━━━ SUPPLIED MATERIAL ━━━

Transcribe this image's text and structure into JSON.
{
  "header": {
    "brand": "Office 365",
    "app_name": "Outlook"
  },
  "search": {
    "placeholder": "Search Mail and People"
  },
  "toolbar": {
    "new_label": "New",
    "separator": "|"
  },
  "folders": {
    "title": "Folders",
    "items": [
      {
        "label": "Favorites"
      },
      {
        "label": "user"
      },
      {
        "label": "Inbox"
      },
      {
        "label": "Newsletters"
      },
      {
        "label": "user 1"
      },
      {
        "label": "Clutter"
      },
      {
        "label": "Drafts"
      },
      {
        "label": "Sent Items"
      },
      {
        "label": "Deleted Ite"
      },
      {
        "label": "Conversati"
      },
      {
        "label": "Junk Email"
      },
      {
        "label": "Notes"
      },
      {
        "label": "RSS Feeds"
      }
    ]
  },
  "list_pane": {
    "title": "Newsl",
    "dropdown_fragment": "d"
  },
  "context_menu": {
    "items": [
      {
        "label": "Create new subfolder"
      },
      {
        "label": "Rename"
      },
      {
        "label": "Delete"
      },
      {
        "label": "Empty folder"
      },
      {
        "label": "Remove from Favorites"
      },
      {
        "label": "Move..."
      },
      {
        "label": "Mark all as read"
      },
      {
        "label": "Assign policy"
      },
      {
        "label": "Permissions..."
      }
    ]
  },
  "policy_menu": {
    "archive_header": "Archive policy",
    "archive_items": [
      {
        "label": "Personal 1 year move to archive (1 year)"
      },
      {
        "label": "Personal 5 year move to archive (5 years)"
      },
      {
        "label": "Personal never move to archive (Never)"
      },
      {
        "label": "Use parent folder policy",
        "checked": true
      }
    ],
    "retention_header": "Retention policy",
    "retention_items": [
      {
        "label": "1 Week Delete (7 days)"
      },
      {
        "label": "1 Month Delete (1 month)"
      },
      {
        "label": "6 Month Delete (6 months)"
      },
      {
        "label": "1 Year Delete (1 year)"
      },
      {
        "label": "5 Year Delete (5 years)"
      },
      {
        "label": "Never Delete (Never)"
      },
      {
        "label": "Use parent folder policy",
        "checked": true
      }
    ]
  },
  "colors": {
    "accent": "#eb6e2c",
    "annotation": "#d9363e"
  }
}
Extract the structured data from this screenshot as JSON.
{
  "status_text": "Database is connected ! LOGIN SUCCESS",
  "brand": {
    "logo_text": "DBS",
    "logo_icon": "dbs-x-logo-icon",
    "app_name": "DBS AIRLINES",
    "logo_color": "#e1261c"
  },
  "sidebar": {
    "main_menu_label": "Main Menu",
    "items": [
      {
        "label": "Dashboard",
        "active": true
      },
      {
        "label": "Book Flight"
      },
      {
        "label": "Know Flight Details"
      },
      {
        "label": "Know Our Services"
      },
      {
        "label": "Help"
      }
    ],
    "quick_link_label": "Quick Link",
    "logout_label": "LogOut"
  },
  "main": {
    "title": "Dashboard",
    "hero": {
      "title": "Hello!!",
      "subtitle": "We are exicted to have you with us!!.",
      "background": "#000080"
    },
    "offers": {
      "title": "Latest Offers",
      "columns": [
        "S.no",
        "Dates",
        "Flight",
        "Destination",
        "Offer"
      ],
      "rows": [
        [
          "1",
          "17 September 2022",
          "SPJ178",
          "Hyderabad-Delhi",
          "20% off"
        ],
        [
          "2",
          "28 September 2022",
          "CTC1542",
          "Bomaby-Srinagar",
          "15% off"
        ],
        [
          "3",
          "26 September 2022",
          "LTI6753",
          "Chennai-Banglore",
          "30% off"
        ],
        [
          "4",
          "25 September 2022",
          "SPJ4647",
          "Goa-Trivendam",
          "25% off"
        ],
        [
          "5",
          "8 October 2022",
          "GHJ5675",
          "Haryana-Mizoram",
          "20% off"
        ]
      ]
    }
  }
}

━━━

__TASK BRIEF__. From the line containing "Extract the structured" down to the last line, reproduce the records exactly. Include both ends.

__SOLUTION FOR THIS EXERCISE__.
Extract the structured data from this screenshot as JSON.
{
  "status_text": "Database is connected ! LOGIN SUCCESS",
  "brand": {
    "logo_text": "DBS",
    "logo_icon": "dbs-x-logo-icon",
    "app_name": "DBS AIRLINES",
    "logo_color": "#e1261c"
  },
  "sidebar": {
    "main_menu_label": "Main Menu",
    "items": [
      {
        "label": "Dashboard",
        "active": true
      },
      {
        "label": "Book Flight"
      },
      {
        "label": "Know Flight Details"
      },
      {
        "label": "Know Our Services"
      },
      {
        "label": "Help"
      }
    ],
    "quick_link_label": "Quick Link",
    "logout_label": "LogOut"
  },
  "main": {
    "title": "Dashboard",
    "hero": {
      "title": "Hello!!",
      "subtitle": "We are exicted to have you with us!!.",
      "background": "#000080"
    },
    "offers": {
      "title": "Latest Offers",
      "columns": [
        "S.no",
        "Dates",
        "Flight",
        "Destination",
        "Offer"
      ],
      "rows": [
        [
          "1",
          "17 September 2022",
          "SPJ178",
          "Hyderabad-Delhi",
          "20% off"
        ],
        [
          "2",
          "28 September 2022",
          "CTC1542",
          "Bomaby-Srinagar",
          "15% off"
        ],
        [
          "3",
          "26 September 2022",
          "LTI6753",
          "Chennai-Banglore",
          "30% off"
        ],
        [
          "4",
          "25 September 2022",
          "SPJ4647",
          "Goa-Trivendam",
          "25% off"
        ],
        [
          "5",
          "8 October 2022",
          "GHJ5675",
          "Haryana-Mizoram",
          "20% off"
        ]
      ]
    }
  }
}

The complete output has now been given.